→ TASK TO COMPLETE
Search the listing for "отказа" and copy every line where it appears.

— BEGIN MATERIAL TO PROCESS —

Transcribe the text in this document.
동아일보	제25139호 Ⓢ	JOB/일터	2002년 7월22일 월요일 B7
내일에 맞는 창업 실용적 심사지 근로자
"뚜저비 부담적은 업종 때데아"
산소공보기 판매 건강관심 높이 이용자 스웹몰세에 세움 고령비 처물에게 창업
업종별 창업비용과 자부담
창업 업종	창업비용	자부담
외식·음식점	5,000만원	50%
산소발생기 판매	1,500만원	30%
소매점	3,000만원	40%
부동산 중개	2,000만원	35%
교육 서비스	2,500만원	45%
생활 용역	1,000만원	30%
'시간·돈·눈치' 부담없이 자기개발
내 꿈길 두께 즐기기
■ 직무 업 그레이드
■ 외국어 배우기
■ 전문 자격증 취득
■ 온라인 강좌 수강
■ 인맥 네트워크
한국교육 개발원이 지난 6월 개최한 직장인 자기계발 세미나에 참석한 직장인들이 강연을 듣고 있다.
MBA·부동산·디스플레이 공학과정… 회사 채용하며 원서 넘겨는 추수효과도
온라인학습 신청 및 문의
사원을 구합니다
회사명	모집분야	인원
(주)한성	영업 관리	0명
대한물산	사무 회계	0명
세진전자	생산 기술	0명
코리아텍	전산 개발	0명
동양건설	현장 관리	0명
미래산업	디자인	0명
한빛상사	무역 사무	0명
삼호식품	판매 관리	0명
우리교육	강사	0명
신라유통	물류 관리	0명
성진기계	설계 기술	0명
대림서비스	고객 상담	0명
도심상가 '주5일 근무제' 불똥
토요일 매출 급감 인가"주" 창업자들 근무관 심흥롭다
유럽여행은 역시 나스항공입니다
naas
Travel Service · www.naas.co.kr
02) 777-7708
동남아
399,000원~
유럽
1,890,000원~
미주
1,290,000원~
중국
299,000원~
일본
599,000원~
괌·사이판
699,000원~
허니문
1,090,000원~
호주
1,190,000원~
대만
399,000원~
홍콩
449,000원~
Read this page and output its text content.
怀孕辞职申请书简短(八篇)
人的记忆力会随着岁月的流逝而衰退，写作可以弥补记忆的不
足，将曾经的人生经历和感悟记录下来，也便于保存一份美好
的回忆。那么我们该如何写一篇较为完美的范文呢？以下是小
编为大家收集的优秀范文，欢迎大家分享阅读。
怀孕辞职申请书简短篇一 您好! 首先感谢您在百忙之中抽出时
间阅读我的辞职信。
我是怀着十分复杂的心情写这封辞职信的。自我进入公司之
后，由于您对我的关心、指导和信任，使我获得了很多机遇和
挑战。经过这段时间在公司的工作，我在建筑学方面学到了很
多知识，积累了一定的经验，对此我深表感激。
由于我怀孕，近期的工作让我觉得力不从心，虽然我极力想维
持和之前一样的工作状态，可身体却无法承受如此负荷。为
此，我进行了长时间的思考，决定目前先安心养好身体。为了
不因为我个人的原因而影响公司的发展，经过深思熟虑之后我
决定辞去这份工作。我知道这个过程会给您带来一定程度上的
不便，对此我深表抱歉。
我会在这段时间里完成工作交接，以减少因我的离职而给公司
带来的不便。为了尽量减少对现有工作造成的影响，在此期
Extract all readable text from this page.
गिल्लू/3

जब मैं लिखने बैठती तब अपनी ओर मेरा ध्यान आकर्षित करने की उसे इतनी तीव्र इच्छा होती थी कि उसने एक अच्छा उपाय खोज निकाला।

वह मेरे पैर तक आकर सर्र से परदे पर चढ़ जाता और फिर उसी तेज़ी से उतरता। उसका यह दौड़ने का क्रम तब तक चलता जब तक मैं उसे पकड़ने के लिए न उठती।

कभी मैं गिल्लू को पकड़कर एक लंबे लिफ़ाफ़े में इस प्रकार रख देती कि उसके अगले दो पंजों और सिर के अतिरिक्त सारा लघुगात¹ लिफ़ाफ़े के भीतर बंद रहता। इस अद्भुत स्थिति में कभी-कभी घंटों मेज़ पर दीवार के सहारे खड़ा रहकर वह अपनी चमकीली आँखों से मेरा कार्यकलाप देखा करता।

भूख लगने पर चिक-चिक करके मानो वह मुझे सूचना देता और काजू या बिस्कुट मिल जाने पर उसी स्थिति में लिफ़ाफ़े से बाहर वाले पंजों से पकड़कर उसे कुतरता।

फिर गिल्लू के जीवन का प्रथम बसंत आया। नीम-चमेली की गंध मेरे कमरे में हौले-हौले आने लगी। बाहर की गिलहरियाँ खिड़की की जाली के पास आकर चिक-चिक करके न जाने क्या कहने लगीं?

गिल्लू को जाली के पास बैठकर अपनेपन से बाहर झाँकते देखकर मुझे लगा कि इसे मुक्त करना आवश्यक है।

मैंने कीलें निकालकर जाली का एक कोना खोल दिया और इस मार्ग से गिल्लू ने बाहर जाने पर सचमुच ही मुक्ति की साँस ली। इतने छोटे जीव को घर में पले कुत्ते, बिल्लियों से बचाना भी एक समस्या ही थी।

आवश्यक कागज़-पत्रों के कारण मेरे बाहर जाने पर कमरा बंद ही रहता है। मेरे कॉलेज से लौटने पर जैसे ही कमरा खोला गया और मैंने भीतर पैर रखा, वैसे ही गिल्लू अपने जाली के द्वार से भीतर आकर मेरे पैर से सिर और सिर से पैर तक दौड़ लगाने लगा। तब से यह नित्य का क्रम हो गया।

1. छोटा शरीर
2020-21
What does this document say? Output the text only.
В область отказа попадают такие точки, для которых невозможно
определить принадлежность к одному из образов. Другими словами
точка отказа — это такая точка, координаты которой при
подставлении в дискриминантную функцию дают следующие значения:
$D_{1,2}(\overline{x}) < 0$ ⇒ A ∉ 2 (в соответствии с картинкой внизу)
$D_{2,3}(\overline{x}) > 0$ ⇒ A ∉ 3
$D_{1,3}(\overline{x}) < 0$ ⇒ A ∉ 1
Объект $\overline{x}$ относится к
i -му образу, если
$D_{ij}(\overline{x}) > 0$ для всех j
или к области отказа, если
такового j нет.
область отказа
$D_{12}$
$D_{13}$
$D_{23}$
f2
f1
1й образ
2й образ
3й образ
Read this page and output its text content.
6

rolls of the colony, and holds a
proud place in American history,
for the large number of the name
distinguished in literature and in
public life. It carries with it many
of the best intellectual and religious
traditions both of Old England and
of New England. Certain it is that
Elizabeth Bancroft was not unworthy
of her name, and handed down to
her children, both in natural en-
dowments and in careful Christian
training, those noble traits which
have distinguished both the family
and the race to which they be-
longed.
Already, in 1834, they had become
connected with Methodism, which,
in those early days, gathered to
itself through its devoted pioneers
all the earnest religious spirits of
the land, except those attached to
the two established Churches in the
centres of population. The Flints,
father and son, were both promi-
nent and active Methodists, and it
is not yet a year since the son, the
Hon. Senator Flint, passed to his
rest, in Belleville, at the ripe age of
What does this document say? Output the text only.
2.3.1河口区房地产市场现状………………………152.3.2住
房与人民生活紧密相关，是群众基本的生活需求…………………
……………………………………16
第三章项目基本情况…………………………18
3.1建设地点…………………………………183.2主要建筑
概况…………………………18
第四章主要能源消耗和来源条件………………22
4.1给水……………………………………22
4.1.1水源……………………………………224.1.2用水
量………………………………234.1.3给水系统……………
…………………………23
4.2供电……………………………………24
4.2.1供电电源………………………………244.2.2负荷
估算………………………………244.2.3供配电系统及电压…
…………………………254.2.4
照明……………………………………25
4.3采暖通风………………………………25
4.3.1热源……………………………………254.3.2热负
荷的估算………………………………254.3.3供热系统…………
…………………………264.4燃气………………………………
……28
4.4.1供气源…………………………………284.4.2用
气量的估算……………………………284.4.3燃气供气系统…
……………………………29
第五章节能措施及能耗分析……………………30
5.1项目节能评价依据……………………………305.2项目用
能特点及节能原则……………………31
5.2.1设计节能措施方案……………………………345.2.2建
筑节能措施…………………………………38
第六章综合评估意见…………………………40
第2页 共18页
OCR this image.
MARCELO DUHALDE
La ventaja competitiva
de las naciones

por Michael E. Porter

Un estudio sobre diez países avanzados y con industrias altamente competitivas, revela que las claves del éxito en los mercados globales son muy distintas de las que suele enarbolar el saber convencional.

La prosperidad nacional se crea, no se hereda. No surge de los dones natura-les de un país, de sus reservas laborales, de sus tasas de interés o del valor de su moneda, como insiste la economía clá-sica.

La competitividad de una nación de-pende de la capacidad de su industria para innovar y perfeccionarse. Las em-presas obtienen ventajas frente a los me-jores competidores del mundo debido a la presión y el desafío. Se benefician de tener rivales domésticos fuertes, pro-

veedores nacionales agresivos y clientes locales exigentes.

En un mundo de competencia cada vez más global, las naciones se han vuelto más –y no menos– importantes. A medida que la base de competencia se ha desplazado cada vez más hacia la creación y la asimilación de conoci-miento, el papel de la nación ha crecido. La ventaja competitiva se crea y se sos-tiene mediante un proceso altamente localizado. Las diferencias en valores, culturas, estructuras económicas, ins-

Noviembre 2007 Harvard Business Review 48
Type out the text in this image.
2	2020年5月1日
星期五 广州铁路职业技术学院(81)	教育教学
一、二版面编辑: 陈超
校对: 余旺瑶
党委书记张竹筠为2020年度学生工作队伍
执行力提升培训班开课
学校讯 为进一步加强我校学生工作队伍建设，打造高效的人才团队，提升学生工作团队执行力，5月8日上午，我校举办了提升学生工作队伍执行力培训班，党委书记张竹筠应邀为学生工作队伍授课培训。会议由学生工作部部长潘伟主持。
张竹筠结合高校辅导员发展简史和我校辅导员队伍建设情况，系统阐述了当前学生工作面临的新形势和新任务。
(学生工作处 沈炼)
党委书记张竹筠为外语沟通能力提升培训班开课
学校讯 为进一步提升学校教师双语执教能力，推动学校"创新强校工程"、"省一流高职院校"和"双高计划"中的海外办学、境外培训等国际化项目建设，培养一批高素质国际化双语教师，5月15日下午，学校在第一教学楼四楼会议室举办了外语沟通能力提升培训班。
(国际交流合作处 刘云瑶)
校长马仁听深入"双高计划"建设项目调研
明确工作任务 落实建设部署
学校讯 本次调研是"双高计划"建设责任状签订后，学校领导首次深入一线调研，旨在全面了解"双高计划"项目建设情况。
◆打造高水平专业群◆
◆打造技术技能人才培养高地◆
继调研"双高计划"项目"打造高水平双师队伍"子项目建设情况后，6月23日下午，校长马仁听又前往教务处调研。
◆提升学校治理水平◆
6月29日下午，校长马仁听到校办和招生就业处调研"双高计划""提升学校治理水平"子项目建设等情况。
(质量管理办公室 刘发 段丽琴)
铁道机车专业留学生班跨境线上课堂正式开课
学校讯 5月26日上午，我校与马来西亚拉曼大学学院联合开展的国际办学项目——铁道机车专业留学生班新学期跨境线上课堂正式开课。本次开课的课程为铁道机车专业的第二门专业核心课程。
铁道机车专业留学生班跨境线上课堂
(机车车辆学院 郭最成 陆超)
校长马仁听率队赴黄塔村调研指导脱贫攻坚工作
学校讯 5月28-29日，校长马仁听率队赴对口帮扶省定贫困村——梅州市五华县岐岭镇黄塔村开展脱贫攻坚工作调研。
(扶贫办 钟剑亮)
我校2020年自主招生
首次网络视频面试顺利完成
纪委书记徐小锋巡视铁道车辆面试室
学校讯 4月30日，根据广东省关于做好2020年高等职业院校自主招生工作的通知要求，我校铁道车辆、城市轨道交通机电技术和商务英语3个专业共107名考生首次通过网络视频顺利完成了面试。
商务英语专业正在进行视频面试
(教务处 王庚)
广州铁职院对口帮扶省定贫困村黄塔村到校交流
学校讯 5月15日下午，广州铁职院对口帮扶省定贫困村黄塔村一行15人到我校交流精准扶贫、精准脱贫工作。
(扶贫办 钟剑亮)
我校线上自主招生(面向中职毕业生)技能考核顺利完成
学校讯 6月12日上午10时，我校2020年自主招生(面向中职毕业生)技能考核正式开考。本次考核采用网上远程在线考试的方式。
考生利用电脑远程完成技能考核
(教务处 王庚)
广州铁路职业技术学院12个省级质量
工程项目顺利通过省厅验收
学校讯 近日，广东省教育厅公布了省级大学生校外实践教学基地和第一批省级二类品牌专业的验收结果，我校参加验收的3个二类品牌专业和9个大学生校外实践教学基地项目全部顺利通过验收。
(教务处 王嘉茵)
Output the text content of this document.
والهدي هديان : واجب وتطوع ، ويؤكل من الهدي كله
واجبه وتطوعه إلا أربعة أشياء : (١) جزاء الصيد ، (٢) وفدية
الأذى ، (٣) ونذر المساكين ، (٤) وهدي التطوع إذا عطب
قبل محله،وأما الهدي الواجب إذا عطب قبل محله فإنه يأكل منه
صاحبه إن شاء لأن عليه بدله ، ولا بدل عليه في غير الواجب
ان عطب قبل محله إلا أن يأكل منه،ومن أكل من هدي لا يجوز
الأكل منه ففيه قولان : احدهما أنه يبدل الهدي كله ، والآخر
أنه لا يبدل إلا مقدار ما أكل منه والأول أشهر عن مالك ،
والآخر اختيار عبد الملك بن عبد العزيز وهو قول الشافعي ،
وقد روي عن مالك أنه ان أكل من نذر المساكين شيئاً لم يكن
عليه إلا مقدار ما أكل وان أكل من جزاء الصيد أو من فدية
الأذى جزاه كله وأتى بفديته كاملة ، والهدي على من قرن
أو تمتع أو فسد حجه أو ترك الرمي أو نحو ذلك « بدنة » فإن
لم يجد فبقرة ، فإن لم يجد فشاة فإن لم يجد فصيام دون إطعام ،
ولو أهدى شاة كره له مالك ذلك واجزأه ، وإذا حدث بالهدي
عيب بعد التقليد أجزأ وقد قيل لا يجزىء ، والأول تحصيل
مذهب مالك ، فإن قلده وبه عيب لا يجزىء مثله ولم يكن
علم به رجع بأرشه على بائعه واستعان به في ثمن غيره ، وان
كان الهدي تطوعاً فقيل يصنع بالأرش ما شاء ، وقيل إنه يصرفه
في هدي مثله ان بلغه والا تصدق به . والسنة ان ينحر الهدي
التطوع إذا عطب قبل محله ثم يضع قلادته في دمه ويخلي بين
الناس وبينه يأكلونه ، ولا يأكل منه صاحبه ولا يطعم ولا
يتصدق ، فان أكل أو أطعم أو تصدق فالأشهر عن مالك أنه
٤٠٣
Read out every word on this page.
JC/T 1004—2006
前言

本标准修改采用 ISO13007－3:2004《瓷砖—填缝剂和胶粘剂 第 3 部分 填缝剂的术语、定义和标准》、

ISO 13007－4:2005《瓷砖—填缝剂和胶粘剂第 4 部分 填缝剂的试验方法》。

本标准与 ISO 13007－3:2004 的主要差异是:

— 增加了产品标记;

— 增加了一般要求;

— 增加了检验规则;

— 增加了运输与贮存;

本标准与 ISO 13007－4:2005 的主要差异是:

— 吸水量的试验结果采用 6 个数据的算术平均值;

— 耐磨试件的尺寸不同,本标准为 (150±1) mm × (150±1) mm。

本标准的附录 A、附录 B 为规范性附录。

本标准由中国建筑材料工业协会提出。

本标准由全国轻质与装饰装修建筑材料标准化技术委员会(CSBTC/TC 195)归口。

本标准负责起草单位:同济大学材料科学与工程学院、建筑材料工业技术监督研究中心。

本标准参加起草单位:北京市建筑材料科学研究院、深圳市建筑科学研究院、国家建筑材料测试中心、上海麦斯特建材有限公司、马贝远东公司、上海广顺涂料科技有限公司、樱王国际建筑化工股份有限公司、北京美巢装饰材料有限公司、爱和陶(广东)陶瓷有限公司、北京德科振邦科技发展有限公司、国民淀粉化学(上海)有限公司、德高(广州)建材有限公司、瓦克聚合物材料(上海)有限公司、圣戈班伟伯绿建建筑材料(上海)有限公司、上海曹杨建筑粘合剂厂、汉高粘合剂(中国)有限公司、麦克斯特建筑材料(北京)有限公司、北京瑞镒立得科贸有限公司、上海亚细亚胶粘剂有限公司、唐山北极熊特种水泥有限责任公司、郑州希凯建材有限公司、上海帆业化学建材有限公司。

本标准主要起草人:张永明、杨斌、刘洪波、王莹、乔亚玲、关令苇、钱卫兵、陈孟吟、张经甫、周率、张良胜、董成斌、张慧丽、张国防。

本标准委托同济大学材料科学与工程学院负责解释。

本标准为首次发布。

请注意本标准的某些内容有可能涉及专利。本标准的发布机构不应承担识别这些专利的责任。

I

— END MATERIAL TO PROCESS —

→ WRITTEN RESPONSE
В область отказа попадают такие точки, для которых невозможно
точка отказа — это такая точка, координаты которой при
или к области отказа, если
область отказа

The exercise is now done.